# Data extract start
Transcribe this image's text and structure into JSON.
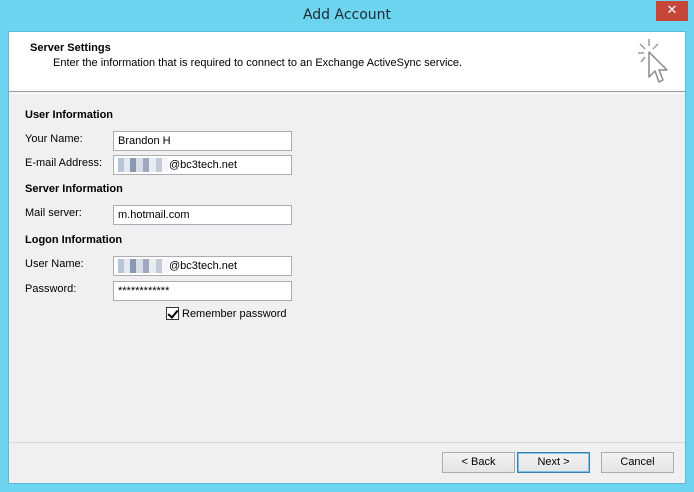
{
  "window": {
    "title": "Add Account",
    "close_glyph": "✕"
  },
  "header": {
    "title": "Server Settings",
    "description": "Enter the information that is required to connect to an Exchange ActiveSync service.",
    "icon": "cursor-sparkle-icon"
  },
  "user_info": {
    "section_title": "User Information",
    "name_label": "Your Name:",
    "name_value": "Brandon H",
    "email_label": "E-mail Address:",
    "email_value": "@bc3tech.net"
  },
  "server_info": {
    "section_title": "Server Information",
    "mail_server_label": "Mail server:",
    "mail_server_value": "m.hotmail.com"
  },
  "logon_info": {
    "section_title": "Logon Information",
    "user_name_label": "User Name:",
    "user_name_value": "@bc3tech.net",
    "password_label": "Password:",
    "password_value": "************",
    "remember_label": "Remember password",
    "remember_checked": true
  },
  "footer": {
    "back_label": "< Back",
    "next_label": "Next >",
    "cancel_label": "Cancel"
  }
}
# Data extract end
# Data extract start
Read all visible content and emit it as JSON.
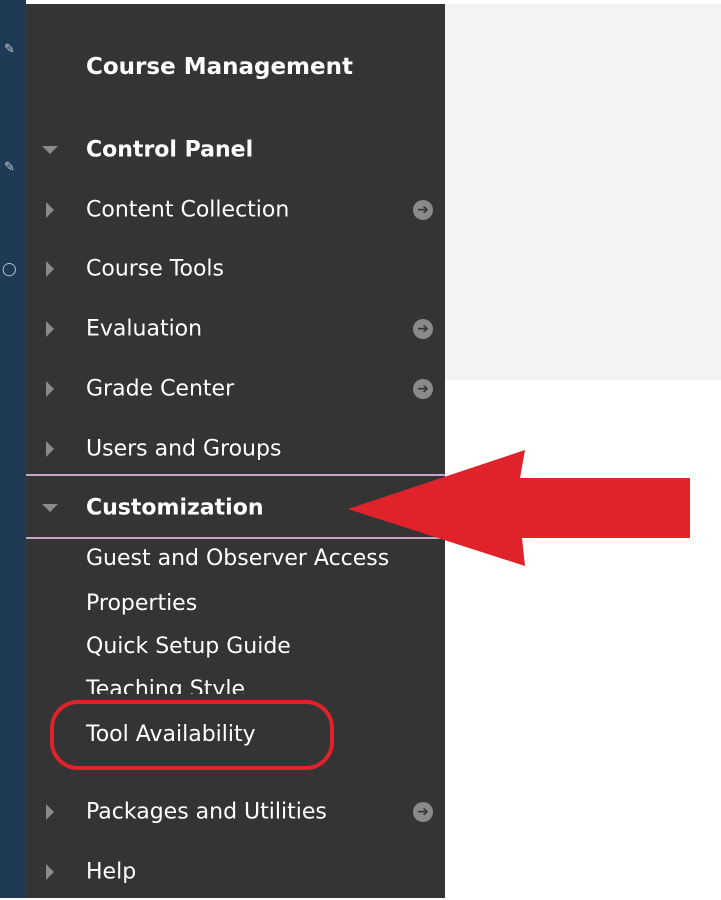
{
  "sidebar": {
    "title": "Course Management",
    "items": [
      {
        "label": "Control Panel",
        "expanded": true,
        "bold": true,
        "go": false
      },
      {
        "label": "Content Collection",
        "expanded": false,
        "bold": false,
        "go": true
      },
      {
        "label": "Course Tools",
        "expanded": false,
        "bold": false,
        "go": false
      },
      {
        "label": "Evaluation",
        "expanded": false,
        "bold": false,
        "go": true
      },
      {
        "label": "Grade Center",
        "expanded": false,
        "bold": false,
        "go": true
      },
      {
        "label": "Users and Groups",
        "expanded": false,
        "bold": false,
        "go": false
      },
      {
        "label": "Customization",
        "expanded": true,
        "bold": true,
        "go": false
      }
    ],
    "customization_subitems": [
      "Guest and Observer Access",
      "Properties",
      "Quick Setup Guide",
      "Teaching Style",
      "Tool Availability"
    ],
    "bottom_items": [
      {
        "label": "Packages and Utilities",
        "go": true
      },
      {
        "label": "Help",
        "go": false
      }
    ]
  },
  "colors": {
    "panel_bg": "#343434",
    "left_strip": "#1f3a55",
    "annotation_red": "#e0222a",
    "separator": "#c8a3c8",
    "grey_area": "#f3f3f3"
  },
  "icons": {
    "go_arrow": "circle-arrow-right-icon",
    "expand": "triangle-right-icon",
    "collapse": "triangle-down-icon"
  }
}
# Data extract end
**Directions for this task:** Look over the listing above. Pick out and copy every line that includes "right".

**Completed exercise:**
    "go_arrow": "circle-arrow-right-icon",
    "expand": "triangle-right-icon",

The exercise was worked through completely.